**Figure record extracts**
------------------------------------------------------------

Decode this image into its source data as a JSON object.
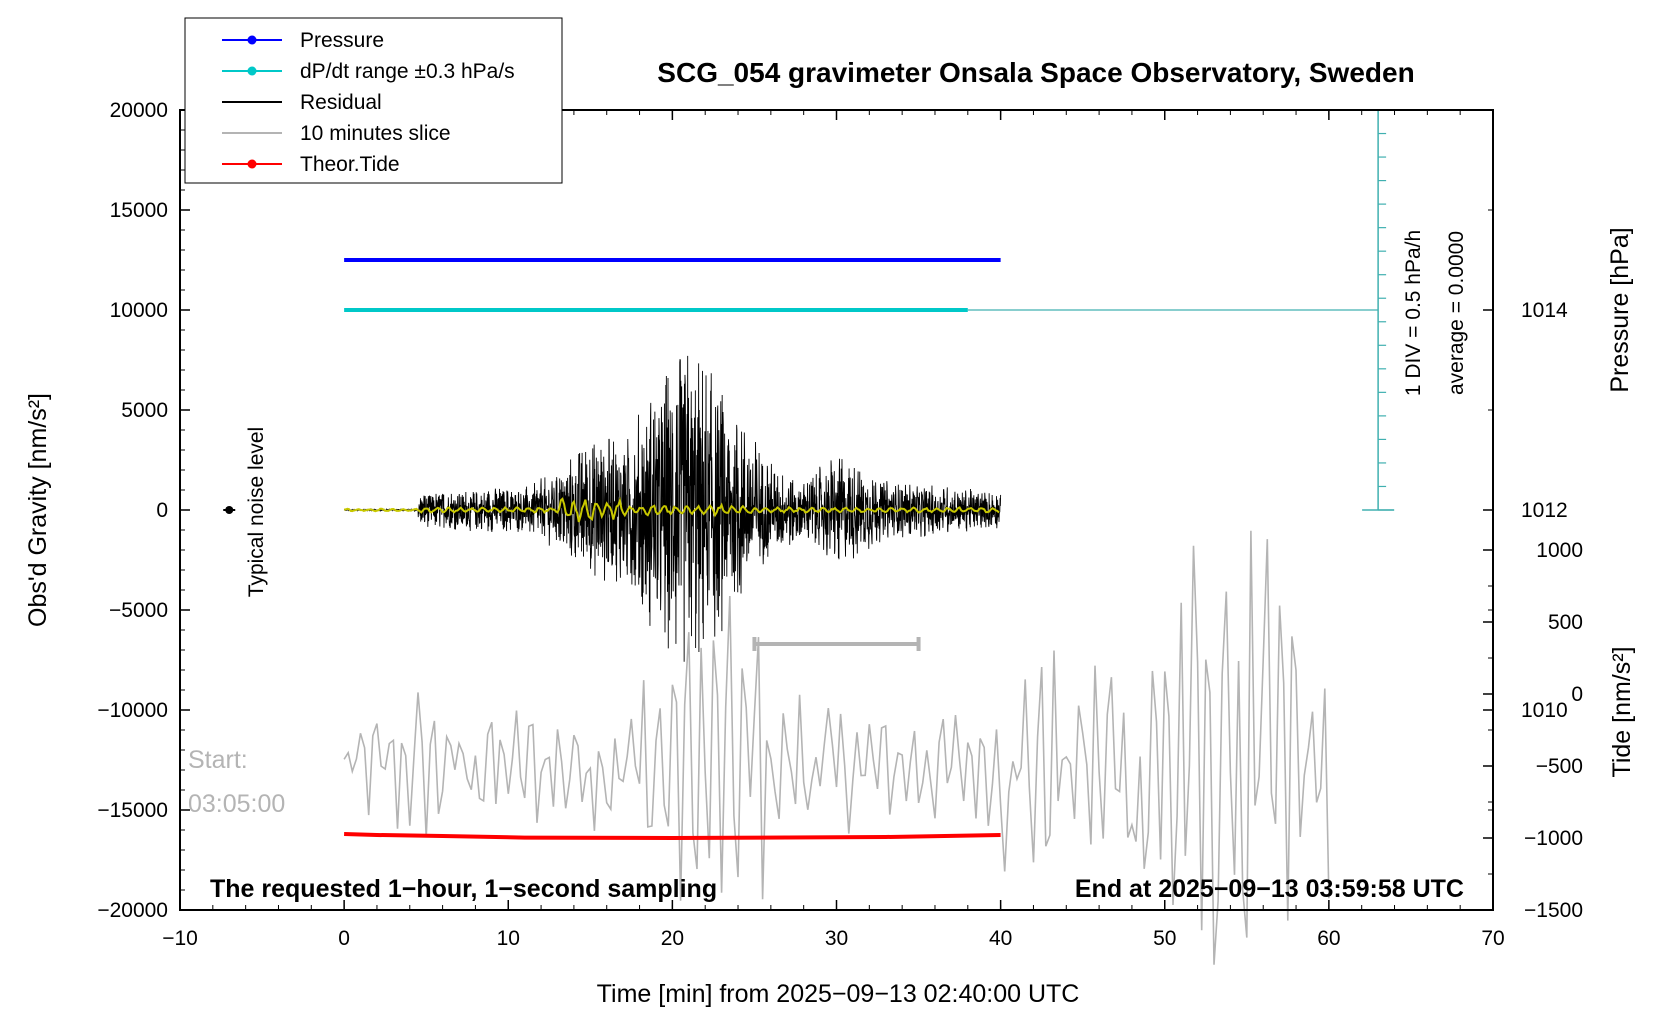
{
  "chart_data": {
    "type": "line",
    "title": "SCG_054 gravimeter Onsala Space Observatory, Sweden",
    "xlabel": "Time [min] from 2025−09−13 02:40:00 UTC",
    "ylabel_left": "Obs'd Gravity [nm/s²]",
    "ylabel_right_pressure": "Pressure [hPa]",
    "ylabel_right_tide": "Tide [nm/s²]",
    "xlim": [
      -10,
      70
    ],
    "ylim_left": [
      -20000,
      20000
    ],
    "ylim_pressure": [
      1008,
      1016
    ],
    "ylim_tide": [
      -1500,
      1000
    ],
    "x_ticks": [
      "−10",
      "0",
      "10",
      "20",
      "30",
      "40",
      "50",
      "60",
      "70"
    ],
    "y_ticks_left": [
      "20000",
      "15000",
      "10000",
      "5000",
      "0",
      "−5000",
      "−10000",
      "−15000",
      "−20000"
    ],
    "y_ticks_pressure": [
      "1014",
      "1012",
      "1010"
    ],
    "y_ticks_tide": [
      "1000",
      "500",
      "0",
      "−500",
      "−1000",
      "−1500"
    ],
    "grid": false,
    "legend_position": "top-left",
    "legend": [
      {
        "label": "Pressure",
        "color": "#0000ff",
        "marker": true
      },
      {
        "label": "dP/dt range ±0.3 hPa/s",
        "color": "#00c8c8",
        "marker": true
      },
      {
        "label": "Residual",
        "color": "#000000",
        "marker": false
      },
      {
        "label": "10 minutes slice",
        "color": "#b4b4b4",
        "marker": false
      },
      {
        "label": "Theor.Tide",
        "color": "#ff0000",
        "marker": true
      }
    ],
    "annotations": {
      "noise_label": "Typical noise level",
      "div_label": "1 DIV = 0.5 hPa/h",
      "average_label": "average = 0.0000",
      "start_label": "Start:",
      "start_time": "03:05:00",
      "bottom_left": "The requested 1−hour, 1−second sampling",
      "bottom_right": "End at 2025−09−13 03:59:58 UTC"
    },
    "series": {
      "pressure": {
        "x": [
          0,
          40
        ],
        "y_left_units": [
          12500,
          12500
        ],
        "color": "#0000ff"
      },
      "dpdt": {
        "x": [
          0,
          38
        ],
        "y_left_units": [
          10000,
          10000
        ],
        "color": "#00c8c8",
        "extension_to_x": 63
      },
      "theor_tide": {
        "x": [
          0,
          2,
          6,
          11,
          20,
          33,
          40
        ],
        "y_left_units": [
          -16200,
          -16250,
          -16300,
          -16380,
          -16400,
          -16350,
          -16250
        ],
        "color": "#ff0000"
      },
      "residual": {
        "x_start": 0,
        "x_end": 40,
        "quiet_until": 4.5,
        "color": "#000000",
        "envelope": [
          [
            4.5,
            900
          ],
          [
            8,
            1100
          ],
          [
            11,
            1200
          ],
          [
            13,
            2000
          ],
          [
            15,
            3800
          ],
          [
            17,
            3600
          ],
          [
            19,
            6500
          ],
          [
            20.5,
            8500
          ],
          [
            22,
            7500
          ],
          [
            23.5,
            5500
          ],
          [
            26,
            2500
          ],
          [
            28,
            1500
          ],
          [
            30,
            3000
          ],
          [
            33,
            1500
          ],
          [
            36,
            1300
          ],
          [
            40,
            900
          ]
        ]
      },
      "yellow_trace": {
        "color": "#c8c800"
      },
      "slice": {
        "x_start": 0,
        "x_end": 60,
        "color": "#b4b4b4",
        "bracket_x": [
          25,
          35
        ],
        "bracket_y_left_units": -6700,
        "envelope": [
          [
            0,
            250
          ],
          [
            4,
            500
          ],
          [
            10,
            400
          ],
          [
            17,
            450
          ],
          [
            18,
            700
          ],
          [
            21,
            1100
          ],
          [
            24,
            1000
          ],
          [
            25,
            1400
          ],
          [
            26,
            600
          ],
          [
            30,
            400
          ],
          [
            39,
            350
          ],
          [
            40,
            700
          ],
          [
            46,
            800
          ],
          [
            48,
            1500
          ],
          [
            54,
            1700
          ],
          [
            60,
            1100
          ]
        ]
      },
      "noise_dot": {
        "x": -7,
        "y": 0,
        "color": "#000000"
      },
      "div_scale": {
        "x": 63,
        "y_top_left_units": 20000,
        "y_bottom_left_units": 0,
        "divisions": 17,
        "color": "#40b0b0"
      }
    }
  }
}
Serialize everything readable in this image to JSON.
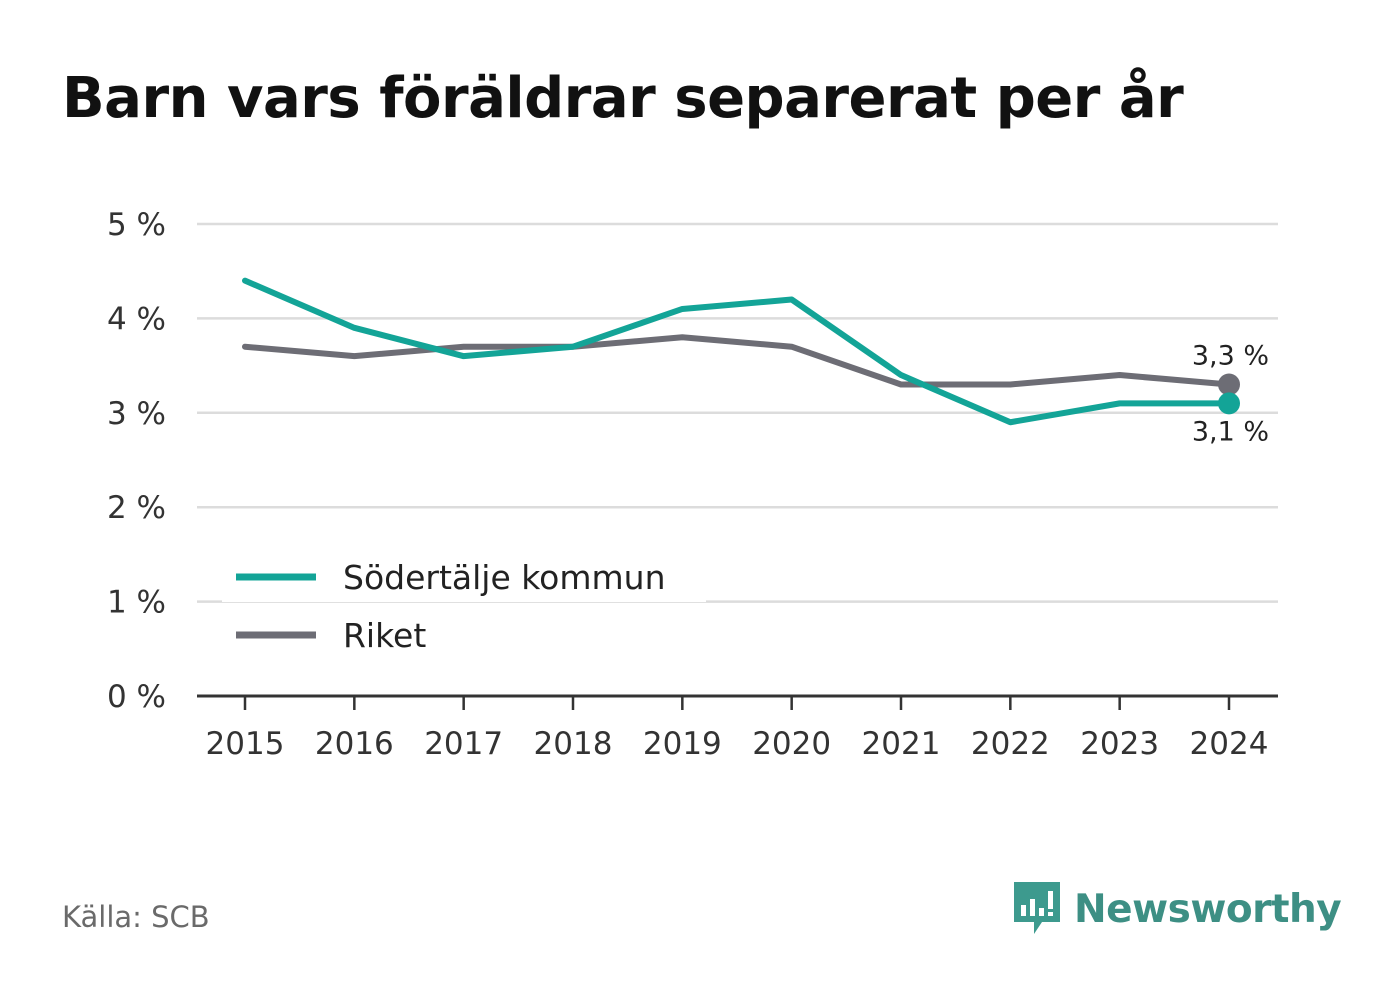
{
  "title": "Barn vars föräldrar separerat per år",
  "source": "Källa: SCB",
  "brand": {
    "name": "Newsworthy",
    "icon": "newsworthy-logo-icon",
    "color": "#3d9a8e"
  },
  "chart_data": {
    "type": "line",
    "title": "Barn vars föräldrar separerat per år",
    "x": [
      "2015",
      "2016",
      "2017",
      "2018",
      "2019",
      "2020",
      "2021",
      "2022",
      "2023",
      "2024"
    ],
    "ylim": [
      0,
      5
    ],
    "yticks": [
      "0 %",
      "1 %",
      "2 %",
      "3 %",
      "4 %",
      "5 %"
    ],
    "grid": true,
    "legend_position": "bottom-left",
    "series": [
      {
        "name": "Södertälje kommun",
        "color": "#13a497",
        "values": [
          4.4,
          3.9,
          3.6,
          3.7,
          4.1,
          4.2,
          3.4,
          2.9,
          3.1,
          3.1
        ],
        "end_label": "3,1 %"
      },
      {
        "name": "Riket",
        "color": "#6d6d75",
        "values": [
          3.7,
          3.6,
          3.7,
          3.7,
          3.8,
          3.7,
          3.3,
          3.3,
          3.4,
          3.3
        ],
        "end_label": "3,3 %"
      }
    ]
  }
}
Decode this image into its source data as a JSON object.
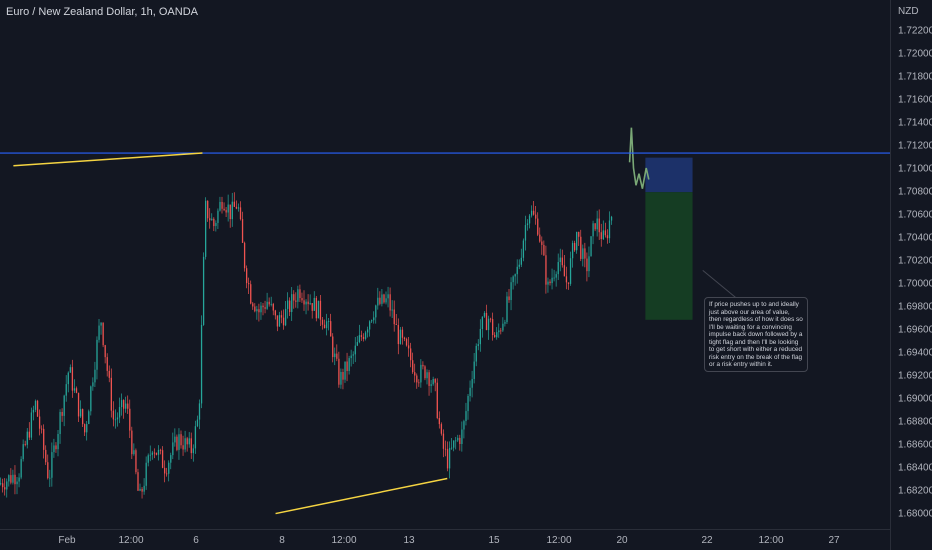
{
  "chart_data": {
    "type": "candlestick",
    "title": "Euro / New Zealand Dollar, 1h, OANDA",
    "currency": "NZD",
    "ylim": [
      1.6785,
      1.7245
    ],
    "y_ticks": [
      "1.72200",
      "1.72000",
      "1.71800",
      "1.71600",
      "1.71400",
      "1.71200",
      "1.71000",
      "1.70800",
      "1.70600",
      "1.70400",
      "1.70200",
      "1.70000",
      "1.69800",
      "1.69600",
      "1.69400",
      "1.69200",
      "1.69000",
      "1.68800",
      "1.68600",
      "1.68400",
      "1.68200",
      "1.68000"
    ],
    "x_ticks": [
      {
        "label": "Feb",
        "at": 1
      },
      {
        "label": "12:00",
        "at": 2
      },
      {
        "label": "6",
        "at": 3
      },
      {
        "label": "8",
        "at": 5
      },
      {
        "label": "12:00",
        "at": 6
      },
      {
        "label": "13",
        "at": 7
      },
      {
        "label": "15",
        "at": 9
      },
      {
        "label": "12:00",
        "at": 10
      },
      {
        "label": "20",
        "at": 11
      },
      {
        "label": "22",
        "at": 13
      },
      {
        "label": "12:00",
        "at": 14
      },
      {
        "label": "27",
        "at": 15
      }
    ],
    "x_range": [
      0.2,
      15.8
    ],
    "price_path": [
      [
        0,
        1.6825
      ],
      [
        0.3,
        1.6835
      ],
      [
        0.55,
        1.6895
      ],
      [
        0.75,
        1.683
      ],
      [
        1.05,
        1.6925
      ],
      [
        1.3,
        1.687
      ],
      [
        1.55,
        1.697
      ],
      [
        1.75,
        1.688
      ],
      [
        1.95,
        1.6895
      ],
      [
        2.15,
        1.681
      ],
      [
        2.35,
        1.686
      ],
      [
        2.55,
        1.684
      ],
      [
        2.75,
        1.6865
      ],
      [
        2.95,
        1.6855
      ],
      [
        3.1,
        1.6885
      ],
      [
        3.25,
        1.7065
      ],
      [
        3.45,
        1.705
      ],
      [
        3.65,
        1.7075
      ],
      [
        3.85,
        1.706
      ],
      [
        4.0,
        1.707
      ],
      [
        4.15,
        1.702
      ],
      [
        4.3,
        1.699
      ],
      [
        4.5,
        1.6975
      ],
      [
        4.7,
        1.6985
      ],
      [
        4.9,
        1.6965
      ],
      [
        5.1,
        1.6975
      ],
      [
        5.3,
        1.6995
      ],
      [
        5.55,
        1.698
      ],
      [
        5.75,
        1.6965
      ],
      [
        5.95,
        1.6915
      ],
      [
        6.15,
        1.6935
      ],
      [
        6.3,
        1.6955
      ],
      [
        6.5,
        1.698
      ],
      [
        6.7,
        1.6985
      ],
      [
        6.85,
        1.6955
      ],
      [
        7.05,
        1.6935
      ],
      [
        7.25,
        1.692
      ],
      [
        7.45,
        1.6925
      ],
      [
        7.65,
        1.6905
      ],
      [
        7.8,
        1.686
      ],
      [
        7.95,
        1.6845
      ],
      [
        8.1,
        1.686
      ],
      [
        8.3,
        1.687
      ],
      [
        8.5,
        1.692
      ],
      [
        8.7,
        1.696
      ],
      [
        8.9,
        1.697
      ],
      [
        9.05,
        1.695
      ],
      [
        9.25,
        1.6985
      ],
      [
        9.4,
        1.7015
      ],
      [
        9.55,
        1.7065
      ],
      [
        9.7,
        1.705
      ],
      [
        9.85,
        1.6995
      ],
      [
        10.0,
        1.702
      ],
      [
        10.15,
        1.7
      ],
      [
        10.3,
        1.7045
      ],
      [
        10.45,
        1.701
      ],
      [
        10.6,
        1.7055
      ],
      [
        10.75,
        1.7035
      ],
      [
        10.85,
        1.706
      ]
    ],
    "post_path": [
      [
        11.18,
        1.7105
      ],
      [
        11.22,
        1.7135
      ],
      [
        11.27,
        1.71
      ],
      [
        11.33,
        1.7085
      ],
      [
        11.4,
        1.7095
      ],
      [
        11.48,
        1.7082
      ],
      [
        11.57,
        1.71
      ],
      [
        11.63,
        1.709
      ]
    ],
    "key_level": 1.7113,
    "trendlines": [
      {
        "from": [
          0.2,
          1.7102
        ],
        "to": [
          3.15,
          1.7113
        ],
        "color": "#f5d442"
      },
      {
        "from": [
          4.85,
          1.67995
        ],
        "to": [
          7.9,
          1.683
        ],
        "color": "#f5d442"
      }
    ],
    "position": {
      "x_start": 11.55,
      "x_end": 12.66,
      "stop": 1.7109,
      "entry": 1.7079,
      "target": 1.6968
    },
    "annotation_arrow": {
      "from": [
        12.9,
        1.7011
      ],
      "to": [
        13.5,
        1.6985
      ]
    },
    "colors": {
      "background": "#131722",
      "bull": "#26a69a",
      "bear": "#ef5350",
      "key_level": "#2962ff",
      "stop_zone": "#1c3169",
      "target_zone": "#153d23",
      "post_line": "#7aa876"
    }
  },
  "annotation": {
    "text": "If price pushes up to and ideally just above our area of value, then regardless of how it does so I'll be waiting for a convincing impulse back down followed by a tight flag and then I'll be looking to get short with either a reduced risk entry on the break of the flag or a risk entry within it."
  }
}
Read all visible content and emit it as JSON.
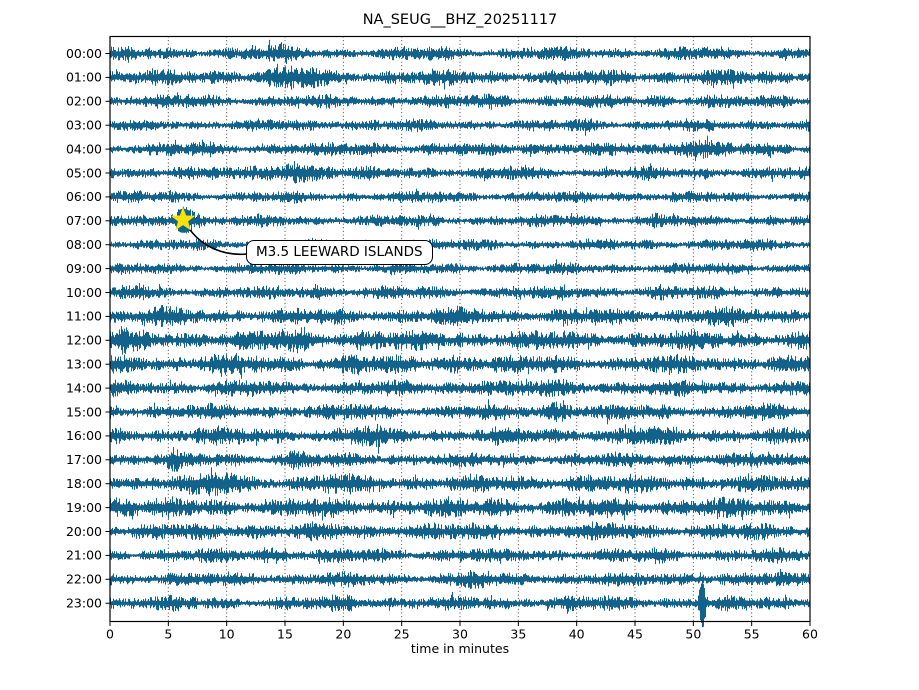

------------------------------------------------------------

**DESCRIPTION OF THE TASK**
Say how many lines in this material hold "name", and say nothing else.

**SOLUTION BELOW**
3